▸ **REQUIREMENTS**:
Return the listing below word for word.

______________________________

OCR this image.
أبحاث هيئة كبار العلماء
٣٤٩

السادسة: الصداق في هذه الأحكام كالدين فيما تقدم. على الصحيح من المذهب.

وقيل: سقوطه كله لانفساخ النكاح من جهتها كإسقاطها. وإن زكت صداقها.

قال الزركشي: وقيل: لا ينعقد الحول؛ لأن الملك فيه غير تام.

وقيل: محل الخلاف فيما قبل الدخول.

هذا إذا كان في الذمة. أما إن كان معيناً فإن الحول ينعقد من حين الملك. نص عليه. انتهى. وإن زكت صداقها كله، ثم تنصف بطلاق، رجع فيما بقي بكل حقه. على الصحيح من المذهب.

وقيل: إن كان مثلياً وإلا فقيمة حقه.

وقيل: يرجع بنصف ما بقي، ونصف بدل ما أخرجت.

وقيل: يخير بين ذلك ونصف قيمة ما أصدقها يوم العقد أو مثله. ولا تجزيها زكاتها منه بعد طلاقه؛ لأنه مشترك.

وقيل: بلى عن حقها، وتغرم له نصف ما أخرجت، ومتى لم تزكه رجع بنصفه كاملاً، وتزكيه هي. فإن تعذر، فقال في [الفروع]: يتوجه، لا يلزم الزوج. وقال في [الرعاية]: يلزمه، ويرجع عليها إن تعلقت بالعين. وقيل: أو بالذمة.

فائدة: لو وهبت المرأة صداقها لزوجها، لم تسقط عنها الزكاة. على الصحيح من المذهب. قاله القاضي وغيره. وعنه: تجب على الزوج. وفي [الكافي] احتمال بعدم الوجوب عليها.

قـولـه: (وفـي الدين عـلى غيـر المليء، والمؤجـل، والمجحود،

______________________________

▸ **EXERCISE RESULT**:
OCR this image.
أبحاث هيئة كبار العلماء
٣٤٩

السادسة: الصداق في هذه الأحكام كالدين فيما تقدم. على الصحيح من المذهب.

وقيل: سقوطه كله لانفساخ النكاح من جهتها كإسقاطها. وإن زكت صداقها.

قال الزركشي: وقيل: لا ينعقد الحول؛ لأن الملك فيه غير تام.

وقيل: محل الخلاف فيما قبل الدخول.

هذا إذا كان في الذمة. أما إن كان معيناً فإن الحول ينعقد من حين الملك. نص عليه. انتهى. وإن زكت صداقها كله، ثم تنصف بطلاق، رجع فيما بقي بكل حقه. على الصحيح من المذهب.

وقيل: إن كان مثلياً وإلا فقيمة حقه.

وقيل: يرجع بنصف ما بقي، ونصف بدل ما أخرجت.

وقيل: يخير بين ذلك ونصف قيمة ما أصدقها يوم العقد أو مثله. ولا تجزيها زكاتها منه بعد طلاقه؛ لأنه مشترك.

وقيل: بلى عن حقها، وتغرم له نصف ما أخرجت، ومتى لم تزكه رجع بنصفه كاملاً، وتزكيه هي. فإن تعذر، فقال في [الفروع]: يتوجه، لا يلزم الزوج. وقال في [الرعاية]: يلزمه، ويرجع عليها إن تعلقت بالعين. وقيل: أو بالذمة.

فائدة: لو وهبت المرأة صداقها لزوجها، لم تسقط عنها الزكاة. على الصحيح من المذهب. قاله القاضي وغيره. وعنه: تجب على الزوج. وفي [الكافي] احتمال بعدم الوجوب عليها.

قـولـه: (وفـي الدين عـلى غيـر المليء، والمؤجـل، والمجحود،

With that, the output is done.